● **Exercise directions**: Print the records again, character for character.

● **Input data**:
>> Start

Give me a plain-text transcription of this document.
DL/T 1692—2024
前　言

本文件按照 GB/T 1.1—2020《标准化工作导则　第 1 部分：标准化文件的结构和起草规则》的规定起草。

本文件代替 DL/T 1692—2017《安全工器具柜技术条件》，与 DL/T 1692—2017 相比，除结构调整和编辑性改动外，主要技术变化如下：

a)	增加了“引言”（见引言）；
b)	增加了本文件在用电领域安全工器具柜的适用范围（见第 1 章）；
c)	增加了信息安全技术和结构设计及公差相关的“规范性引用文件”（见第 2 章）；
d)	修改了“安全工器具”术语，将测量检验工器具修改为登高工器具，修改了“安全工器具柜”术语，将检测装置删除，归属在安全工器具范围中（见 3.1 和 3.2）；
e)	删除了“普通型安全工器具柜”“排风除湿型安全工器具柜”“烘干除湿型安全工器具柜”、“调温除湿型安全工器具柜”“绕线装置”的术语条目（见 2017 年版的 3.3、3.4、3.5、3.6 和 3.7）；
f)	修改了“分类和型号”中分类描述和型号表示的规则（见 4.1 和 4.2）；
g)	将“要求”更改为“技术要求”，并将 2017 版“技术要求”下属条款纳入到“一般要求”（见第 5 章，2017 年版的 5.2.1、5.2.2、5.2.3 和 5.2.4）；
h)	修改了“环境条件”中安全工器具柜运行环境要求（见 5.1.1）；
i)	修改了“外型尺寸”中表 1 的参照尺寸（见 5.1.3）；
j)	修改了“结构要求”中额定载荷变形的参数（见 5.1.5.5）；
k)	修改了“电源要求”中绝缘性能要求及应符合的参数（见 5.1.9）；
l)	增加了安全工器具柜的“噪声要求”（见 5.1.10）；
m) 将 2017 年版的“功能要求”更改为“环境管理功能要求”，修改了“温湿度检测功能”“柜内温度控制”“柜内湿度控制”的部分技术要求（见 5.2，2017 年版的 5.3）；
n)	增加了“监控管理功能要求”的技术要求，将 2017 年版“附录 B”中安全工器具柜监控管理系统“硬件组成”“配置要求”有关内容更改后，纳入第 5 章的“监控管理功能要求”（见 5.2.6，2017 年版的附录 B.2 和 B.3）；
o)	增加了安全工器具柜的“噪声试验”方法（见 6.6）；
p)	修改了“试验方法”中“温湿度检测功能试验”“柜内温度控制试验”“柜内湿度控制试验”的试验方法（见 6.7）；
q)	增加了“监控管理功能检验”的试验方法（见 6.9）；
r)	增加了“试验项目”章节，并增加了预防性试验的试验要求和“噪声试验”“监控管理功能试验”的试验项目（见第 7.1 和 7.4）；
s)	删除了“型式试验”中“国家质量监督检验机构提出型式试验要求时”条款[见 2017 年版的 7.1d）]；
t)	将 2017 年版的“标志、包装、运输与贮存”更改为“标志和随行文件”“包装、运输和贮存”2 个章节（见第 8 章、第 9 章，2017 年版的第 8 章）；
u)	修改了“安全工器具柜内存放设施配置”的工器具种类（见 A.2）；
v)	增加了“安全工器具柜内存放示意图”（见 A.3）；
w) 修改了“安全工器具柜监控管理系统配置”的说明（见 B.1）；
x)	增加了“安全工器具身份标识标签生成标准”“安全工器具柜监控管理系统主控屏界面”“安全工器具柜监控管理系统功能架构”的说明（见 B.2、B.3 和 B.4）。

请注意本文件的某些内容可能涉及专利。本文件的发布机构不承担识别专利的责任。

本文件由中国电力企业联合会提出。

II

>> End

● **Exercise solution**:
Give me a plain-text transcription of this document.
DL/T 1692—2024
前　言

本文件按照 GB/T 1.1—2020《标准化工作导则　第 1 部分：标准化文件的结构和起草规则》的规定起草。

本文件代替 DL/T 1692—2017《安全工器具柜技术条件》，与 DL/T 1692—2017 相比，除结构调整和编辑性改动外，主要技术变化如下：

a)	增加了“引言”（见引言）；
b)	增加了本文件在用电领域安全工器具柜的适用范围（见第 1 章）；
c)	增加了信息安全技术和结构设计及公差相关的“规范性引用文件”（见第 2 章）；
d)	修改了“安全工器具”术语，将测量检验工器具修改为登高工器具，修改了“安全工器具柜”术语，将检测装置删除，归属在安全工器具范围中（见 3.1 和 3.2）；
e)	删除了“普通型安全工器具柜”“排风除湿型安全工器具柜”“烘干除湿型安全工器具柜”、“调温除湿型安全工器具柜”“绕线装置”的术语条目（见 2017 年版的 3.3、3.4、3.5、3.6 和 3.7）；
f)	修改了“分类和型号”中分类描述和型号表示的规则（见 4.1 和 4.2）；
g)	将“要求”更改为“技术要求”，并将 2017 版“技术要求”下属条款纳入到“一般要求”（见第 5 章，2017 年版的 5.2.1、5.2.2、5.2.3 和 5.2.4）；
h)	修改了“环境条件”中安全工器具柜运行环境要求（见 5.1.1）；
i)	修改了“外型尺寸”中表 1 的参照尺寸（见 5.1.3）；
j)	修改了“结构要求”中额定载荷变形的参数（见 5.1.5.5）；
k)	修改了“电源要求”中绝缘性能要求及应符合的参数（见 5.1.9）；
l)	增加了安全工器具柜的“噪声要求”（见 5.1.10）；
m) 将 2017 年版的“功能要求”更改为“环境管理功能要求”，修改了“温湿度检测功能”“柜内温度控制”“柜内湿度控制”的部分技术要求（见 5.2，2017 年版的 5.3）；
n)	增加了“监控管理功能要求”的技术要求，将 2017 年版“附录 B”中安全工器具柜监控管理系统“硬件组成”“配置要求”有关内容更改后，纳入第 5 章的“监控管理功能要求”（见 5.2.6，2017 年版的附录 B.2 和 B.3）；
o)	增加了安全工器具柜的“噪声试验”方法（见 6.6）；
p)	修改了“试验方法”中“温湿度检测功能试验”“柜内温度控制试验”“柜内湿度控制试验”的试验方法（见 6.7）；
q)	增加了“监控管理功能检验”的试验方法（见 6.9）；
r)	增加了“试验项目”章节，并增加了预防性试验的试验要求和“噪声试验”“监控管理功能试验”的试验项目（见第 7.1 和 7.4）；
s)	删除了“型式试验”中“国家质量监督检验机构提出型式试验要求时”条款[见 2017 年版的 7.1d）]；
t)	将 2017 年版的“标志、包装、运输与贮存”更改为“标志和随行文件”“包装、运输和贮存”2 个章节（见第 8 章、第 9 章，2017 年版的第 8 章）；
u)	修改了“安全工器具柜内存放设施配置”的工器具种类（见 A.2）；
v)	增加了“安全工器具柜内存放示意图”（见 A.3）；
w) 修改了“安全工器具柜监控管理系统配置”的说明（见 B.1）；
x)	增加了“安全工器具身份标识标签生成标准”“安全工器具柜监控管理系统主控屏界面”“安全工器具柜监控管理系统功能架构”的说明（见 B.2、B.3 和 B.4）。

请注意本文件的某些内容可能涉及专利。本文件的发布机构不承担识别专利的责任。

本文件由中国电力企业联合会提出。

II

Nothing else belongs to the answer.